──────── TASK INPUTS

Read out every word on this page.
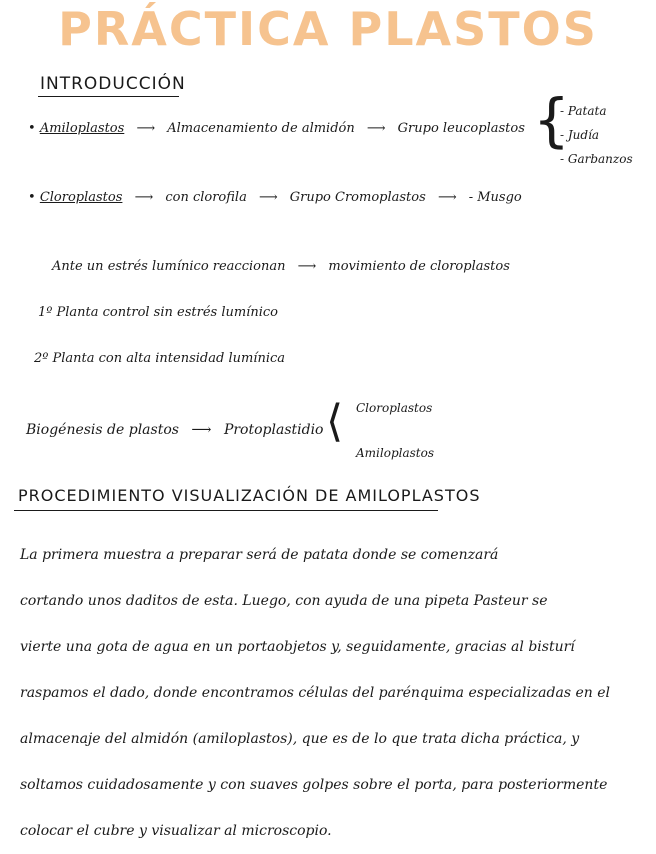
PRÁCTICA PLASTOS
INTRODUCCIÓN
• Amiloplastos ⟶ Almacenamiento de almidón ⟶ Grupo leucoplastos {
- Patata
- Judía
- Garbanzos
• Cloroplastos ⟶ con clorofila ⟶ Grupo Cromoplastos ⟶ - Musgo
Ante un estrés lumínico reaccionan ⟶ movimiento de cloroplastos
1º Planta control sin estrés lumínico
2º Planta con alta intensidad lumínica
Biogénesis de plastos ⟶ Protoplastidio ⟨ Cloroplastos
Amiloplastos
PROCEDIMIENTO VISUALIZACIÓN DE AMILOPLASTOS
La primera muestra a preparar será de patata donde se comenzará
cortando unos daditos de esta. Luego, con ayuda de una pipeta Pasteur se
vierte una gota de agua en un portaobjetos y, seguidamente, gracias al bisturí
raspamos el dado, donde encontramos células del parénquima especializadas en el
almacenaje del almidón (amiloplastos), que es de lo que trata dicha práctica, y
soltamos cuidadosamente y con suaves golpes sobre el porta, para posteriormente
colocar el cubre y visualizar al microscopio.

────────────────

TASK PROMPT → Copy the records above exactly, omitting every picture.

RIGHT ANSWER →
Read out every word on this page.
PRÁCTICA PLASTOS
INTRODUCCIÓN
• Amiloplastos ⟶ Almacenamiento de almidón ⟶ Grupo leucoplastos {
- Patata
- Judía
- Garbanzos
• Cloroplastos ⟶ con clorofila ⟶ Grupo Cromoplastos ⟶ - Musgo
Ante un estrés lumínico reaccionan ⟶ movimiento de cloroplastos
1º Planta control sin estrés lumínico
2º Planta con alta intensidad lumínica
Biogénesis de plastos ⟶ Protoplastidio ⟨ Cloroplastos
Amiloplastos
PROCEDIMIENTO VISUALIZACIÓN DE AMILOPLASTOS
La primera muestra a preparar será de patata donde se comenzará
cortando unos daditos de esta. Luego, con ayuda de una pipeta Pasteur se
vierte una gota de agua en un portaobjetos y, seguidamente, gracias al bisturí
raspamos el dado, donde encontramos células del parénquima especializadas en el
almacenaje del almidón (amiloplastos), que es de lo que trata dicha práctica, y
soltamos cuidadosamente y con suaves golpes sobre el porta, para posteriormente
colocar el cubre y visualizar al microscopio.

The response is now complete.